Lines of data >>
>> Begin
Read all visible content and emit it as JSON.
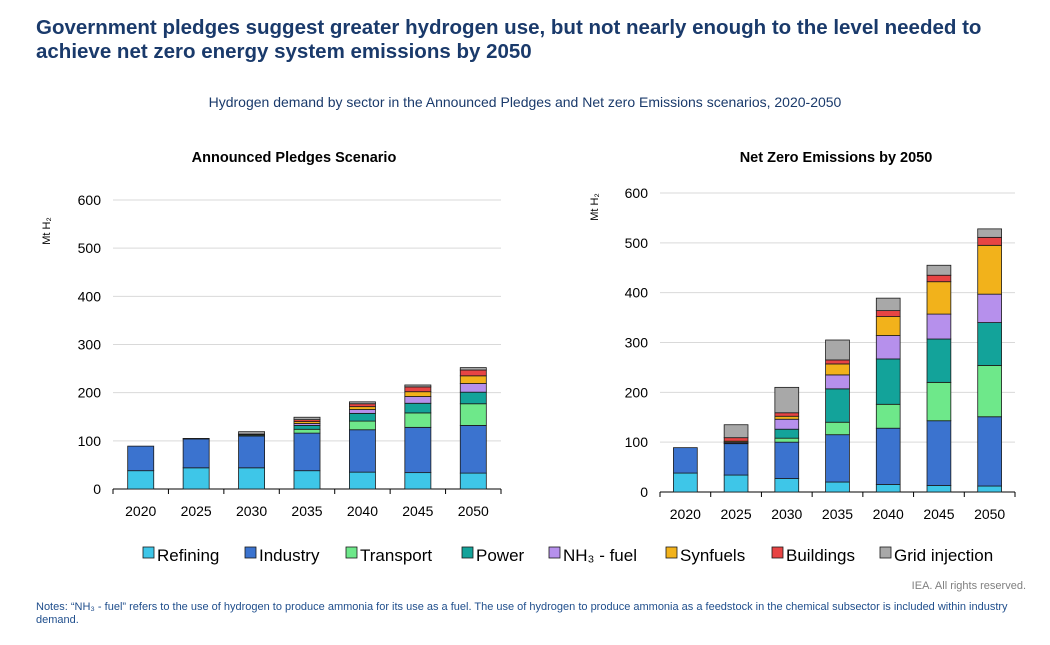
{
  "page": {
    "title": "Government pledges suggest greater hydrogen use, but not nearly enough to the level needed to achieve net zero energy system emissions by 2050",
    "subtitle": "Hydrogen demand by sector in the Announced Pledges and Net zero Emissions scenarios, 2020-2050",
    "credit": "IEA. All rights reserved.",
    "notes": "Notes: “NH₃ - fuel” refers to the use of hydrogen to produce ammonia for its use as a fuel. The use of hydrogen to produce ammonia as a feedstock in the chemical subsector is included within industry demand."
  },
  "colors": {
    "Refining": "#3ec6e8",
    "Industry": "#3b73cf",
    "Transport": "#6ee88a",
    "Power": "#13a39a",
    "NH3 - fuel": "#b690ec",
    "Synfuels": "#f2b21b",
    "Buildings": "#e74444",
    "Grid injection": "#a8a8a8"
  },
  "legend": [
    {
      "key": "Refining",
      "label": "Refining"
    },
    {
      "key": "Industry",
      "label": "Industry"
    },
    {
      "key": "Transport",
      "label": "Transport"
    },
    {
      "key": "Power",
      "label": "Power"
    },
    {
      "key": "NH3 - fuel",
      "label": "NH₃ - fuel"
    },
    {
      "key": "Synfuels",
      "label": "Synfuels"
    },
    {
      "key": "Buildings",
      "label": "Buildings"
    },
    {
      "key": "Grid injection",
      "label": "Grid injection"
    }
  ],
  "chart_data": [
    {
      "type": "bar",
      "stacked": true,
      "title": "Announced Pledges Scenario",
      "ylabel": "Mt H₂",
      "ylim": [
        0,
        600
      ],
      "yticks": [
        0,
        100,
        200,
        300,
        400,
        500,
        600
      ],
      "grid": true,
      "categories": [
        "2020",
        "2025",
        "2030",
        "2035",
        "2040",
        "2045",
        "2050"
      ],
      "series": [
        {
          "name": "Refining",
          "values": [
            38,
            44,
            44,
            38,
            35,
            34,
            33
          ]
        },
        {
          "name": "Industry",
          "values": [
            51,
            60,
            66,
            78,
            88,
            94,
            99
          ]
        },
        {
          "name": "Transport",
          "values": [
            0,
            1,
            2,
            8,
            18,
            30,
            45
          ]
        },
        {
          "name": "Power",
          "values": [
            0,
            0,
            1,
            8,
            16,
            20,
            24
          ]
        },
        {
          "name": "NH3 - fuel",
          "values": [
            0,
            0,
            1,
            4,
            8,
            14,
            18
          ]
        },
        {
          "name": "Synfuels",
          "values": [
            0,
            0,
            0,
            4,
            6,
            10,
            16
          ]
        },
        {
          "name": "Buildings",
          "values": [
            0,
            0,
            0,
            4,
            6,
            10,
            12
          ]
        },
        {
          "name": "Grid injection",
          "values": [
            0,
            0,
            5,
            5,
            4,
            4,
            5
          ]
        }
      ]
    },
    {
      "type": "bar",
      "stacked": true,
      "title": "Net Zero Emissions by 2050",
      "ylabel": "Mt H₂",
      "ylim": [
        0,
        600
      ],
      "yticks": [
        0,
        100,
        200,
        300,
        400,
        500,
        600
      ],
      "grid": true,
      "categories": [
        "2020",
        "2025",
        "2030",
        "2035",
        "2040",
        "2045",
        "2050"
      ],
      "series": [
        {
          "name": "Refining",
          "values": [
            38,
            34,
            27,
            20,
            15,
            13,
            12
          ]
        },
        {
          "name": "Industry",
          "values": [
            51,
            63,
            73,
            95,
            113,
            130,
            139
          ]
        },
        {
          "name": "Transport",
          "values": [
            0,
            1,
            8,
            25,
            48,
            77,
            103
          ]
        },
        {
          "name": "Power",
          "values": [
            0,
            0,
            18,
            67,
            91,
            87,
            86
          ]
        },
        {
          "name": "NH3 - fuel",
          "values": [
            0,
            2,
            20,
            28,
            47,
            50,
            57
          ]
        },
        {
          "name": "Synfuels",
          "values": [
            0,
            2,
            6,
            22,
            38,
            65,
            98
          ]
        },
        {
          "name": "Buildings",
          "values": [
            0,
            7,
            7,
            8,
            12,
            13,
            16
          ]
        },
        {
          "name": "Grid injection",
          "values": [
            0,
            26,
            51,
            40,
            25,
            20,
            17
          ]
        }
      ]
    }
  ]
}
>> End
WORK TO COMPLETE >> Every line above should be returned exactly; the pictures stay out.

TASK ANSWER >>
Read all visible content and emit it as JSON.
{
  "page": {
    "title": "Government pledges suggest greater hydrogen use, but not nearly enough to the level needed to achieve net zero energy system emissions by 2050",
    "subtitle": "Hydrogen demand by sector in the Announced Pledges and Net zero Emissions scenarios, 2020-2050",
    "credit": "IEA. All rights reserved.",
    "notes": "Notes: “NH₃ - fuel” refers to the use of hydrogen to produce ammonia for its use as a fuel. The use of hydrogen to produce ammonia as a feedstock in the chemical subsector is included within industry demand."
  },
  "colors": {
    "Refining": "#3ec6e8",
    "Industry": "#3b73cf",
    "Transport": "#6ee88a",
    "Power": "#13a39a",
    "NH3 - fuel": "#b690ec",
    "Synfuels": "#f2b21b",
    "Buildings": "#e74444",
    "Grid injection": "#a8a8a8"
  },
  "legend": [
    {
      "key": "Refining",
      "label": "Refining"
    },
    {
      "key": "Industry",
      "label": "Industry"
    },
    {
      "key": "Transport",
      "label": "Transport"
    },
    {
      "key": "Power",
      "label": "Power"
    },
    {
      "key": "NH3 - fuel",
      "label": "NH₃ - fuel"
    },
    {
      "key": "Synfuels",
      "label": "Synfuels"
    },
    {
      "key": "Buildings",
      "label": "Buildings"
    },
    {
      "key": "Grid injection",
      "label": "Grid injection"
    }
  ],
  "chart_data": [
    {
      "type": "bar",
      "stacked": true,
      "title": "Announced Pledges Scenario",
      "ylabel": "Mt H₂",
      "ylim": [
        0,
        600
      ],
      "yticks": [
        0,
        100,
        200,
        300,
        400,
        500,
        600
      ],
      "grid": true,
      "categories": [
        "2020",
        "2025",
        "2030",
        "2035",
        "2040",
        "2045",
        "2050"
      ],
      "series": [
        {
          "name": "Refining",
          "values": [
            38,
            44,
            44,
            38,
            35,
            34,
            33
          ]
        },
        {
          "name": "Industry",
          "values": [
            51,
            60,
            66,
            78,
            88,
            94,
            99
          ]
        },
        {
          "name": "Transport",
          "values": [
            0,
            1,
            2,
            8,
            18,
            30,
            45
          ]
        },
        {
          "name": "Power",
          "values": [
            0,
            0,
            1,
            8,
            16,
            20,
            24
          ]
        },
        {
          "name": "NH3 - fuel",
          "values": [
            0,
            0,
            1,
            4,
            8,
            14,
            18
          ]
        },
        {
          "name": "Synfuels",
          "values": [
            0,
            0,
            0,
            4,
            6,
            10,
            16
          ]
        },
        {
          "name": "Buildings",
          "values": [
            0,
            0,
            0,
            4,
            6,
            10,
            12
          ]
        },
        {
          "name": "Grid injection",
          "values": [
            0,
            0,
            5,
            5,
            4,
            4,
            5
          ]
        }
      ]
    },
    {
      "type": "bar",
      "stacked": true,
      "title": "Net Zero Emissions by 2050",
      "ylabel": "Mt H₂",
      "ylim": [
        0,
        600
      ],
      "yticks": [
        0,
        100,
        200,
        300,
        400,
        500,
        600
      ],
      "grid": true,
      "categories": [
        "2020",
        "2025",
        "2030",
        "2035",
        "2040",
        "2045",
        "2050"
      ],
      "series": [
        {
          "name": "Refining",
          "values": [
            38,
            34,
            27,
            20,
            15,
            13,
            12
          ]
        },
        {
          "name": "Industry",
          "values": [
            51,
            63,
            73,
            95,
            113,
            130,
            139
          ]
        },
        {
          "name": "Transport",
          "values": [
            0,
            1,
            8,
            25,
            48,
            77,
            103
          ]
        },
        {
          "name": "Power",
          "values": [
            0,
            0,
            18,
            67,
            91,
            87,
            86
          ]
        },
        {
          "name": "NH3 - fuel",
          "values": [
            0,
            2,
            20,
            28,
            47,
            50,
            57
          ]
        },
        {
          "name": "Synfuels",
          "values": [
            0,
            2,
            6,
            22,
            38,
            65,
            98
          ]
        },
        {
          "name": "Buildings",
          "values": [
            0,
            7,
            7,
            8,
            12,
            13,
            16
          ]
        },
        {
          "name": "Grid injection",
          "values": [
            0,
            26,
            51,
            40,
            25,
            20,
            17
          ]
        }
      ]
    }
  ]
}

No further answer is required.